Task brief:
Transcribe the records below exactly as they appear, omitting any pictures.

Entries provided:

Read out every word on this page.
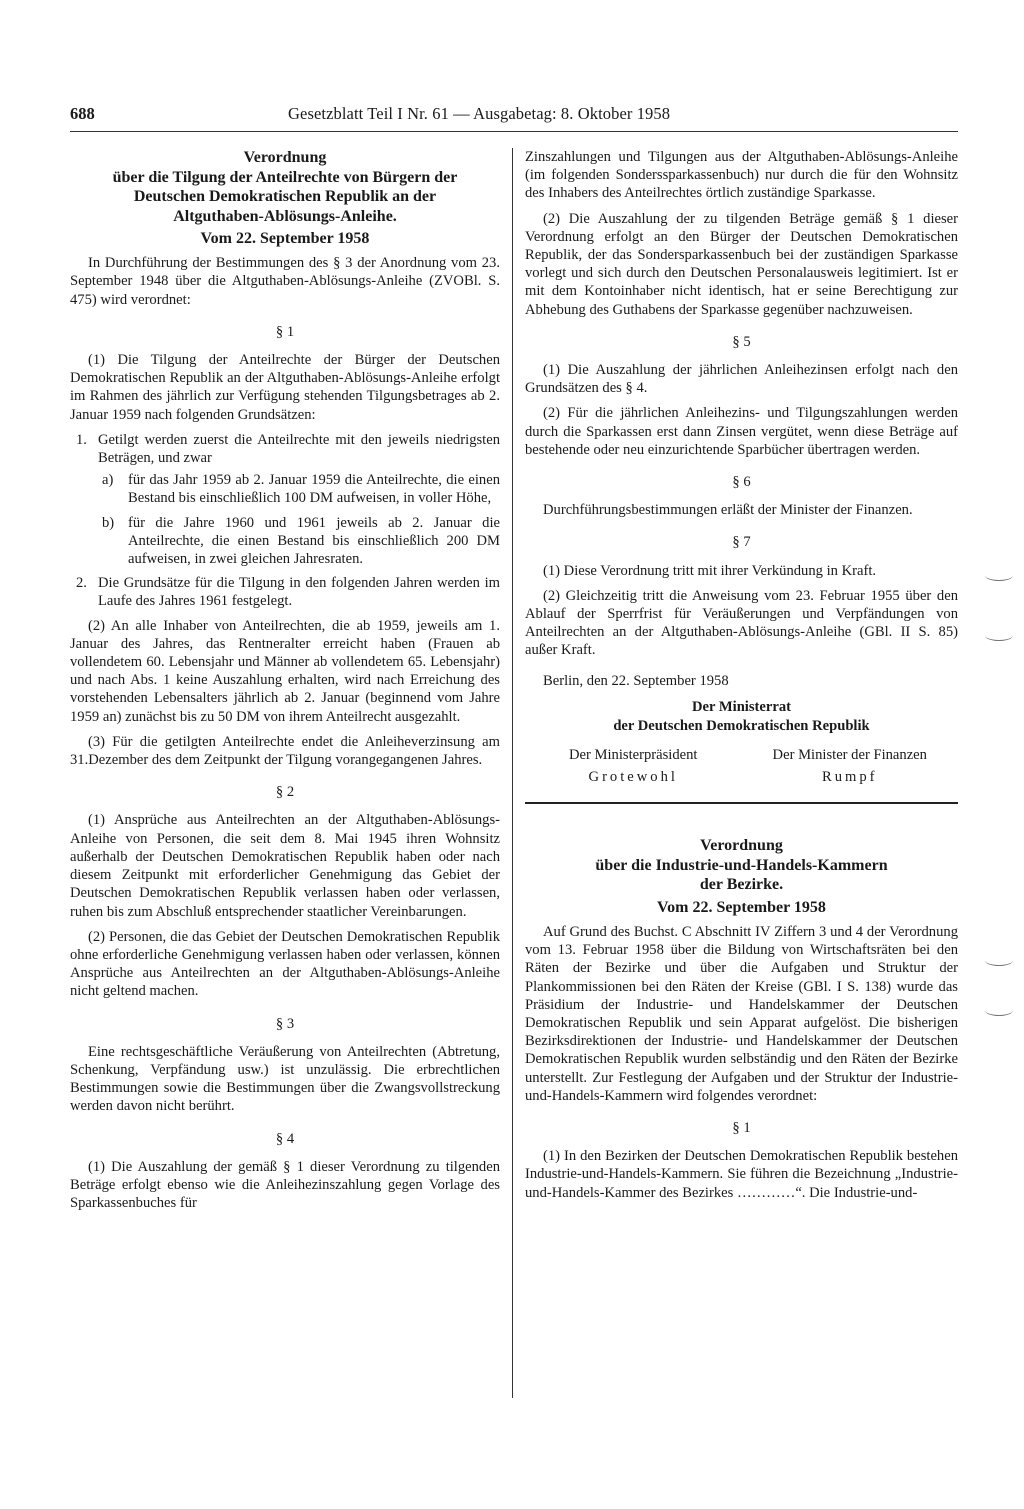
688	Gesetzblatt Teil I Nr. 61 — Ausgabetag: 8. Oktober 1958
Verordnung
über die Tilgung der Anteilrechte von Bürgern der
Deutschen Demokratischen Republik an der
Altguthaben-Ablösungs-Anleihe.
Vom 22. September 1958

In Durchführung der Bestimmungen des § 3 der Anordnung vom 23. September 1948 über die Altguthaben-Ablösungs-Anleihe (ZVOBl. S. 475) wird verordnet:

§ 1

(1) Die Tilgung der Anteilrechte der Bürger der Deutschen Demokratischen Republik an der Altguthaben-Ablösungs-Anleihe erfolgt im Rahmen des jährlich zur Verfügung stehenden Tilgungsbetrages ab 2. Januar 1959 nach folgenden Grundsätzen:

1. Getilgt werden zuerst die Anteilrechte mit den jeweils niedrigsten Beträgen, und zwar
a) für das Jahr 1959 ab 2. Januar 1959 die Anteilrechte, die einen Bestand bis einschließlich 100 DM aufweisen, in voller Höhe,
b) für die Jahre 1960 und 1961 jeweils ab 2. Januar die Anteilrechte, die einen Bestand bis einschließlich 200 DM aufweisen, in zwei gleichen Jahresraten.
2. Die Grundsätze für die Tilgung in den folgenden Jahren werden im Laufe des Jahres 1961 festgelegt.

(2) An alle Inhaber von Anteilrechten, die ab 1959, jeweils am 1. Januar des Jahres, das Rentneralter erreicht haben (Frauen ab vollendetem 60. Lebensjahr und Männer ab vollendetem 65. Lebensjahr) und nach Abs. 1 keine Auszahlung erhalten, wird nach Erreichung des vorstehenden Lebensalters jährlich ab 2. Januar (beginnend vom Jahre 1959 an) zunächst bis zu 50 DM von ihrem Anteilrecht ausgezahlt.

(3) Für die getilgten Anteilrechte endet die Anleiheverzinsung am 31.Dezember des dem Zeitpunkt der Tilgung vorangegangenen Jahres.

§ 2

(1) Ansprüche aus Anteilrechten an der Altguthaben-Ablösungs-Anleihe von Personen, die seit dem 8. Mai 1945 ihren Wohnsitz außerhalb der Deutschen Demokratischen Republik haben oder nach diesem Zeitpunkt mit erforderlicher Genehmigung das Gebiet der Deutschen Demokratischen Republik verlassen haben oder verlassen, ruhen bis zum Abschluß entsprechender staatlicher Vereinbarungen.

(2) Personen, die das Gebiet der Deutschen Demokratischen Republik ohne erforderliche Genehmigung verlassen haben oder verlassen, können Ansprüche aus Anteilrechten an der Altguthaben-Ablösungs-Anleihe nicht geltend machen.

§ 3

Eine rechtsgeschäftliche Veräußerung von Anteilrechten (Abtretung, Schenkung, Verpfändung usw.) ist unzulässig. Die erbrechtlichen Bestimmungen sowie die Bestimmungen über die Zwangsvollstreckung werden davon nicht berührt.

§ 4

(1) Die Auszahlung der gemäß § 1 dieser Verordnung zu tilgenden Beträge erfolgt ebenso wie die Anleihezinszahlung gegen Vorlage des Sparkassenbuches für

Zinszahlungen und Tilgungen aus der Altguthaben-Ablösungs-Anleihe (im folgenden Sonderssparkassenbuch) nur durch die für den Wohnsitz des Inhabers des Anteilrechtes örtlich zuständige Sparkasse.

(2) Die Auszahlung der zu tilgenden Beträge gemäß § 1 dieser Verordnung erfolgt an den Bürger der Deutschen Demokratischen Republik, der das Sondersparkassenbuch bei der zuständigen Sparkasse vorlegt und sich durch den Deutschen Personalausweis legitimiert. Ist er mit dem Kontoinhaber nicht identisch, hat er seine Berechtigung zur Abhebung des Guthabens der Sparkasse gegenüber nachzuweisen.

§ 5

(1) Die Auszahlung der jährlichen Anleihezinsen erfolgt nach den Grundsätzen des § 4.

(2) Für die jährlichen Anleihezins- und Tilgungszahlungen werden durch die Sparkassen erst dann Zinsen vergütet, wenn diese Beträge auf bestehende oder neu einzurichtende Sparbücher übertragen werden.

§ 6

Durchführungsbestimmungen erläßt der Minister der Finanzen.

§ 7

(1) Diese Verordnung tritt mit ihrer Verkündung in Kraft.

(2) Gleichzeitig tritt die Anweisung vom 23. Februar 1955 über den Ablauf der Sperrfrist für Veräußerungen und Verpfändungen von Anteilrechten an der Altguthaben-Ablösungs-Anleihe (GBl. II S. 85) außer Kraft.

Berlin, den 22. September 1958
Der Ministerrat
der Deutschen Demokratischen Republik
Der Ministerpräsident
Grotewohl
Der Minister der Finanzen
Rumpf
Verordnung
über die Industrie-und-Handels-Kammern
der Bezirke.
Vom 22. September 1958

Auf Grund des Buchst. C Abschnitt IV Ziffern 3 und 4 der Verordnung vom 13. Februar 1958 über die Bildung von Wirtschaftsräten bei den Räten der Bezirke und über die Aufgaben und Struktur der Plankommissionen bei den Räten der Kreise (GBl. I S. 138) wurde das Präsidium der Industrie- und Handelskammer der Deutschen Demokratischen Republik und sein Apparat aufgelöst. Die bisherigen Bezirksdirektionen der Industrie- und Handelskammer der Deutschen Demokratischen Republik wurden selbständig und den Räten der Bezirke unterstellt. Zur Festlegung der Aufgaben und der Struktur der Industrie-und-Handels-Kammern wird folgendes verordnet:

§ 1

(1) In den Bezirken der Deutschen Demokratischen Republik bestehen Industrie-und-Handels-Kammern. Sie führen die Bezeichnung „Industrie-und-Handels-Kammer des Bezirkes …………“. Die Industrie-und-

Complete output:
Read out every word on this page.
688	Gesetzblatt Teil I Nr. 61 — Ausgabetag: 8. Oktober 1958
Verordnung
über die Tilgung der Anteilrechte von Bürgern der
Deutschen Demokratischen Republik an der
Altguthaben-Ablösungs-Anleihe.
Vom 22. September 1958

In Durchführung der Bestimmungen des § 3 der Anordnung vom 23. September 1948 über die Altguthaben-Ablösungs-Anleihe (ZVOBl. S. 475) wird verordnet:

§ 1

(1) Die Tilgung der Anteilrechte der Bürger der Deutschen Demokratischen Republik an der Altguthaben-Ablösungs-Anleihe erfolgt im Rahmen des jährlich zur Verfügung stehenden Tilgungsbetrages ab 2. Januar 1959 nach folgenden Grundsätzen:

1. Getilgt werden zuerst die Anteilrechte mit den jeweils niedrigsten Beträgen, und zwar
a) für das Jahr 1959 ab 2. Januar 1959 die Anteilrechte, die einen Bestand bis einschließlich 100 DM aufweisen, in voller Höhe,
b) für die Jahre 1960 und 1961 jeweils ab 2. Januar die Anteilrechte, die einen Bestand bis einschließlich 200 DM aufweisen, in zwei gleichen Jahresraten.
2. Die Grundsätze für die Tilgung in den folgenden Jahren werden im Laufe des Jahres 1961 festgelegt.

(2) An alle Inhaber von Anteilrechten, die ab 1959, jeweils am 1. Januar des Jahres, das Rentneralter erreicht haben (Frauen ab vollendetem 60. Lebensjahr und Männer ab vollendetem 65. Lebensjahr) und nach Abs. 1 keine Auszahlung erhalten, wird nach Erreichung des vorstehenden Lebensalters jährlich ab 2. Januar (beginnend vom Jahre 1959 an) zunächst bis zu 50 DM von ihrem Anteilrecht ausgezahlt.

(3) Für die getilgten Anteilrechte endet die Anleiheverzinsung am 31.Dezember des dem Zeitpunkt der Tilgung vorangegangenen Jahres.

§ 2

(1) Ansprüche aus Anteilrechten an der Altguthaben-Ablösungs-Anleihe von Personen, die seit dem 8. Mai 1945 ihren Wohnsitz außerhalb der Deutschen Demokratischen Republik haben oder nach diesem Zeitpunkt mit erforderlicher Genehmigung das Gebiet der Deutschen Demokratischen Republik verlassen haben oder verlassen, ruhen bis zum Abschluß entsprechender staatlicher Vereinbarungen.

(2) Personen, die das Gebiet der Deutschen Demokratischen Republik ohne erforderliche Genehmigung verlassen haben oder verlassen, können Ansprüche aus Anteilrechten an der Altguthaben-Ablösungs-Anleihe nicht geltend machen.

§ 3

Eine rechtsgeschäftliche Veräußerung von Anteilrechten (Abtretung, Schenkung, Verpfändung usw.) ist unzulässig. Die erbrechtlichen Bestimmungen sowie die Bestimmungen über die Zwangsvollstreckung werden davon nicht berührt.

§ 4

(1) Die Auszahlung der gemäß § 1 dieser Verordnung zu tilgenden Beträge erfolgt ebenso wie die Anleihezinszahlung gegen Vorlage des Sparkassenbuches für

Zinszahlungen und Tilgungen aus der Altguthaben-Ablösungs-Anleihe (im folgenden Sonderssparkassenbuch) nur durch die für den Wohnsitz des Inhabers des Anteilrechtes örtlich zuständige Sparkasse.

(2) Die Auszahlung der zu tilgenden Beträge gemäß § 1 dieser Verordnung erfolgt an den Bürger der Deutschen Demokratischen Republik, der das Sondersparkassenbuch bei der zuständigen Sparkasse vorlegt und sich durch den Deutschen Personalausweis legitimiert. Ist er mit dem Kontoinhaber nicht identisch, hat er seine Berechtigung zur Abhebung des Guthabens der Sparkasse gegenüber nachzuweisen.

§ 5

(1) Die Auszahlung der jährlichen Anleihezinsen erfolgt nach den Grundsätzen des § 4.

(2) Für die jährlichen Anleihezins- und Tilgungszahlungen werden durch die Sparkassen erst dann Zinsen vergütet, wenn diese Beträge auf bestehende oder neu einzurichtende Sparbücher übertragen werden.

§ 6

Durchführungsbestimmungen erläßt der Minister der Finanzen.

§ 7

(1) Diese Verordnung tritt mit ihrer Verkündung in Kraft.

(2) Gleichzeitig tritt die Anweisung vom 23. Februar 1955 über den Ablauf der Sperrfrist für Veräußerungen und Verpfändungen von Anteilrechten an der Altguthaben-Ablösungs-Anleihe (GBl. II S. 85) außer Kraft.

Berlin, den 22. September 1958
Der Ministerrat
der Deutschen Demokratischen Republik
Der Ministerpräsident
Grotewohl
Der Minister der Finanzen
Rumpf
Verordnung
über die Industrie-und-Handels-Kammern
der Bezirke.
Vom 22. September 1958

Auf Grund des Buchst. C Abschnitt IV Ziffern 3 und 4 der Verordnung vom 13. Februar 1958 über die Bildung von Wirtschaftsräten bei den Räten der Bezirke und über die Aufgaben und Struktur der Plankommissionen bei den Räten der Kreise (GBl. I S. 138) wurde das Präsidium der Industrie- und Handelskammer der Deutschen Demokratischen Republik und sein Apparat aufgelöst. Die bisherigen Bezirksdirektionen der Industrie- und Handelskammer der Deutschen Demokratischen Republik wurden selbständig und den Räten der Bezirke unterstellt. Zur Festlegung der Aufgaben und der Struktur der Industrie-und-Handels-Kammern wird folgendes verordnet:

§ 1

(1) In den Bezirken der Deutschen Demokratischen Republik bestehen Industrie-und-Handels-Kammern. Sie führen die Bezeichnung „Industrie-und-Handels-Kammer des Bezirkes …………“. Die Industrie-und-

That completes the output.